::: PROVIDED INFORMATION :::
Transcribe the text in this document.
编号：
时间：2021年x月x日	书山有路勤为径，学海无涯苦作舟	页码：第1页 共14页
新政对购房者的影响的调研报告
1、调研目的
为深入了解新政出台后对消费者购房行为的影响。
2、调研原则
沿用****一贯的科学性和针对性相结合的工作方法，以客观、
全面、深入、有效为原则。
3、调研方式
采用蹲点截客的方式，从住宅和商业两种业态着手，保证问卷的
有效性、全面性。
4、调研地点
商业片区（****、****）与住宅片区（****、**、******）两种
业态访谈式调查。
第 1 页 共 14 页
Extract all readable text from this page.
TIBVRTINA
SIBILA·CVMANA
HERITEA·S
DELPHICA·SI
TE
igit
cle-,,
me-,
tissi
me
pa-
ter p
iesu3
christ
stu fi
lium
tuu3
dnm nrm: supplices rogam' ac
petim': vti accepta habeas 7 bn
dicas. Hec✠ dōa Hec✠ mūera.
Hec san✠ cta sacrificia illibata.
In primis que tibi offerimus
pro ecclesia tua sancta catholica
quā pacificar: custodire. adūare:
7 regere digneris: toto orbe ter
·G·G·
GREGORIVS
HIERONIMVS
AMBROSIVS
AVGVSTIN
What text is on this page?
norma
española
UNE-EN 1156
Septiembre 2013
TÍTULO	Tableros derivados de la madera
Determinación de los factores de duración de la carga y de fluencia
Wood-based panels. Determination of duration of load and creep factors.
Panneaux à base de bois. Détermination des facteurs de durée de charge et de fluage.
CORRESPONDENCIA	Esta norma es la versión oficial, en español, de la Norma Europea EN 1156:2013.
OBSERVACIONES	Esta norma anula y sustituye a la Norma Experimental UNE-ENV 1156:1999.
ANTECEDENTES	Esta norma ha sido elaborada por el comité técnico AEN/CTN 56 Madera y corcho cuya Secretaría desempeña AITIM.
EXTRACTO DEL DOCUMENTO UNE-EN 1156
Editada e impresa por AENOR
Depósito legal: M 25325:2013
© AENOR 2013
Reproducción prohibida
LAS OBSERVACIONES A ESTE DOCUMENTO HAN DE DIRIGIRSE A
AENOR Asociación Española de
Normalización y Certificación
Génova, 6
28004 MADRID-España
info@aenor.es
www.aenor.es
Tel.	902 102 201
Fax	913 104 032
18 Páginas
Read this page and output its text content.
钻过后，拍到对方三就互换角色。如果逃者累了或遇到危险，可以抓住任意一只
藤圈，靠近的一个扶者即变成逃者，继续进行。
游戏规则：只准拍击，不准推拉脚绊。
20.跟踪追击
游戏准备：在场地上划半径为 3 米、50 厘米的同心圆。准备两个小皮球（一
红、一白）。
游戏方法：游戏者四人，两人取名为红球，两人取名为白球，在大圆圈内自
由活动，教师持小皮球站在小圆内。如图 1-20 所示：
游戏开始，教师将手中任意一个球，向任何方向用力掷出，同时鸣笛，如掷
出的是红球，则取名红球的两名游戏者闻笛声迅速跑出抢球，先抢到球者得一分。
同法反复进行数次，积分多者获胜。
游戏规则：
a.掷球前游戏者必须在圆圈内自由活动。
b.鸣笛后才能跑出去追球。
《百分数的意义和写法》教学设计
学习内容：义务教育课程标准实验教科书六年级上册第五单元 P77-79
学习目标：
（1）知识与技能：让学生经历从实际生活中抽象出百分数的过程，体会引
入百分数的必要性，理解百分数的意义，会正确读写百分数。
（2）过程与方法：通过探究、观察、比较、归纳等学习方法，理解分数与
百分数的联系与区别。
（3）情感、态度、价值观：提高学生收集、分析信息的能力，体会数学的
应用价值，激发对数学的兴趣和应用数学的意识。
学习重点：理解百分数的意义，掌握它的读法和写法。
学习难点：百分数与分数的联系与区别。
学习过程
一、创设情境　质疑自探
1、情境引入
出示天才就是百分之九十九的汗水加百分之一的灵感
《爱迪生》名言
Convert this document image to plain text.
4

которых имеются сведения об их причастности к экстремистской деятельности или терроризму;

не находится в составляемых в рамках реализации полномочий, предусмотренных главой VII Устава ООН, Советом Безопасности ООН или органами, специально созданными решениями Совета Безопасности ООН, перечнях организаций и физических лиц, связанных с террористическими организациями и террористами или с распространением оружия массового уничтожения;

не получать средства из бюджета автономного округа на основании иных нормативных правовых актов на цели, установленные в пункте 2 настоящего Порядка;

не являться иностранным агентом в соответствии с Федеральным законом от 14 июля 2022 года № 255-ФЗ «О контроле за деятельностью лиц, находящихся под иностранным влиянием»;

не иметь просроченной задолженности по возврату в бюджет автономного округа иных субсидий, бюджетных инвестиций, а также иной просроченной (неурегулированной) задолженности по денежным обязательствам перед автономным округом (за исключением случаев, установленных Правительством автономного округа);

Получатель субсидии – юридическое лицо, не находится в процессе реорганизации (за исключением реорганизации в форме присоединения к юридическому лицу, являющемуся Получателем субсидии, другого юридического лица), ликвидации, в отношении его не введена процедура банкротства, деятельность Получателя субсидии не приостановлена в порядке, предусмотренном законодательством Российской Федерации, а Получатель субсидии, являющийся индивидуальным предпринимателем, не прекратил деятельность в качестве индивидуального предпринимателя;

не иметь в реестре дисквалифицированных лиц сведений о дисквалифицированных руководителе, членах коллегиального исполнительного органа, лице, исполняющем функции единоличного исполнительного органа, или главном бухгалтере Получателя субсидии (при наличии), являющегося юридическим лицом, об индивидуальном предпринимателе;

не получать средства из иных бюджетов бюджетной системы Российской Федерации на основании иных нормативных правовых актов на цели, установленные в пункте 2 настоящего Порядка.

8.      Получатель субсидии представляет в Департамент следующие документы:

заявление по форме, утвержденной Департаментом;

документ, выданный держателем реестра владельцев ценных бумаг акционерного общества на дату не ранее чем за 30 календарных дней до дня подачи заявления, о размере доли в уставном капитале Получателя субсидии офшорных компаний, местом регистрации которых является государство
:::
#### [GIVEN EXERCISE]
Repeat the entries above exactly, leaving nothing out.

#### [SOLVED EXERCISE]
Transcribe the text in this document.
编号：
时间：2021年x月x日	书山有路勤为径，学海无涯苦作舟	页码：第1页 共14页
新政对购房者的影响的调研报告
1、调研目的
为深入了解新政出台后对消费者购房行为的影响。
2、调研原则
沿用****一贯的科学性和针对性相结合的工作方法，以客观、
全面、深入、有效为原则。
3、调研方式
采用蹲点截客的方式，从住宅和商业两种业态着手，保证问卷的
有效性、全面性。
4、调研地点
商业片区（****、****）与住宅片区（****、**、******）两种
业态访谈式调查。
第 1 页 共 14 页
Extract all readable text from this page.
TIBVRTINA
SIBILA·CVMANA
HERITEA·S
DELPHICA·SI
TE
igit
cle-,,
me-,
tissi
me
pa-
ter p
iesu3
christ
stu fi
lium
tuu3
dnm nrm: supplices rogam' ac
petim': vti accepta habeas 7 bn
dicas. Hec✠ dōa Hec✠ mūera.
Hec san✠ cta sacrificia illibata.
In primis que tibi offerimus
pro ecclesia tua sancta catholica
quā pacificar: custodire. adūare:
7 regere digneris: toto orbe ter
·G·G·
GREGORIVS
HIERONIMVS
AMBROSIVS
AVGVSTIN
What text is on this page?
norma
española
UNE-EN 1156
Septiembre 2013
TÍTULO	Tableros derivados de la madera
Determinación de los factores de duración de la carga y de fluencia
Wood-based panels. Determination of duration of load and creep factors.
Panneaux à base de bois. Détermination des facteurs de durée de charge et de fluage.
CORRESPONDENCIA	Esta norma es la versión oficial, en español, de la Norma Europea EN 1156:2013.
OBSERVACIONES	Esta norma anula y sustituye a la Norma Experimental UNE-ENV 1156:1999.
ANTECEDENTES	Esta norma ha sido elaborada por el comité técnico AEN/CTN 56 Madera y corcho cuya Secretaría desempeña AITIM.
EXTRACTO DEL DOCUMENTO UNE-EN 1156
Editada e impresa por AENOR
Depósito legal: M 25325:2013
© AENOR 2013
Reproducción prohibida
LAS OBSERVACIONES A ESTE DOCUMENTO HAN DE DIRIGIRSE A
AENOR Asociación Española de
Normalización y Certificación
Génova, 6
28004 MADRID-España
info@aenor.es
www.aenor.es
Tel.	902 102 201
Fax	913 104 032
18 Páginas
Read this page and output its text content.
钻过后，拍到对方三就互换角色。如果逃者累了或遇到危险，可以抓住任意一只
藤圈，靠近的一个扶者即变成逃者，继续进行。
游戏规则：只准拍击，不准推拉脚绊。
20.跟踪追击
游戏准备：在场地上划半径为 3 米、50 厘米的同心圆。准备两个小皮球（一
红、一白）。
游戏方法：游戏者四人，两人取名为红球，两人取名为白球，在大圆圈内自
由活动，教师持小皮球站在小圆内。如图 1-20 所示：
游戏开始，教师将手中任意一个球，向任何方向用力掷出，同时鸣笛，如掷
出的是红球，则取名红球的两名游戏者闻笛声迅速跑出抢球，先抢到球者得一分。
同法反复进行数次，积分多者获胜。
游戏规则：
a.掷球前游戏者必须在圆圈内自由活动。
b.鸣笛后才能跑出去追球。
《百分数的意义和写法》教学设计
学习内容：义务教育课程标准实验教科书六年级上册第五单元 P77-79
学习目标：
（1）知识与技能：让学生经历从实际生活中抽象出百分数的过程，体会引
入百分数的必要性，理解百分数的意义，会正确读写百分数。
（2）过程与方法：通过探究、观察、比较、归纳等学习方法，理解分数与
百分数的联系与区别。
（3）情感、态度、价值观：提高学生收集、分析信息的能力，体会数学的
应用价值，激发对数学的兴趣和应用数学的意识。
学习重点：理解百分数的意义，掌握它的读法和写法。
学习难点：百分数与分数的联系与区别。
学习过程
一、创设情境　质疑自探
1、情境引入
出示天才就是百分之九十九的汗水加百分之一的灵感
《爱迪生》名言
Convert this document image to plain text.
4

которых имеются сведения об их причастности к экстремистской деятельности или терроризму;

не находится в составляемых в рамках реализации полномочий, предусмотренных главой VII Устава ООН, Советом Безопасности ООН или органами, специально созданными решениями Совета Безопасности ООН, перечнях организаций и физических лиц, связанных с террористическими организациями и террористами или с распространением оружия массового уничтожения;

не получать средства из бюджета автономного округа на основании иных нормативных правовых актов на цели, установленные в пункте 2 настоящего Порядка;

не являться иностранным агентом в соответствии с Федеральным законом от 14 июля 2022 года № 255-ФЗ «О контроле за деятельностью лиц, находящихся под иностранным влиянием»;

не иметь просроченной задолженности по возврату в бюджет автономного округа иных субсидий, бюджетных инвестиций, а также иной просроченной (неурегулированной) задолженности по денежным обязательствам перед автономным округом (за исключением случаев, установленных Правительством автономного округа);

Получатель субсидии – юридическое лицо, не находится в процессе реорганизации (за исключением реорганизации в форме присоединения к юридическому лицу, являющемуся Получателем субсидии, другого юридического лица), ликвидации, в отношении его не введена процедура банкротства, деятельность Получателя субсидии не приостановлена в порядке, предусмотренном законодательством Российской Федерации, а Получатель субсидии, являющийся индивидуальным предпринимателем, не прекратил деятельность в качестве индивидуального предпринимателя;

не иметь в реестре дисквалифицированных лиц сведений о дисквалифицированных руководителе, членах коллегиального исполнительного органа, лице, исполняющем функции единоличного исполнительного органа, или главном бухгалтере Получателя субсидии (при наличии), являющегося юридическим лицом, об индивидуальном предпринимателе;

не получать средства из иных бюджетов бюджетной системы Российской Федерации на основании иных нормативных правовых актов на цели, установленные в пункте 2 настоящего Порядка.

8.      Получатель субсидии представляет в Департамент следующие документы:

заявление по форме, утвержденной Департаментом;

документ, выданный держателем реестра владельцев ценных бумаг акционерного общества на дату не ранее чем за 30 календарных дней до дня подачи заявления, о размере доли в уставном капитале Получателя субсидии офшорных компаний, местом регистрации которых является государство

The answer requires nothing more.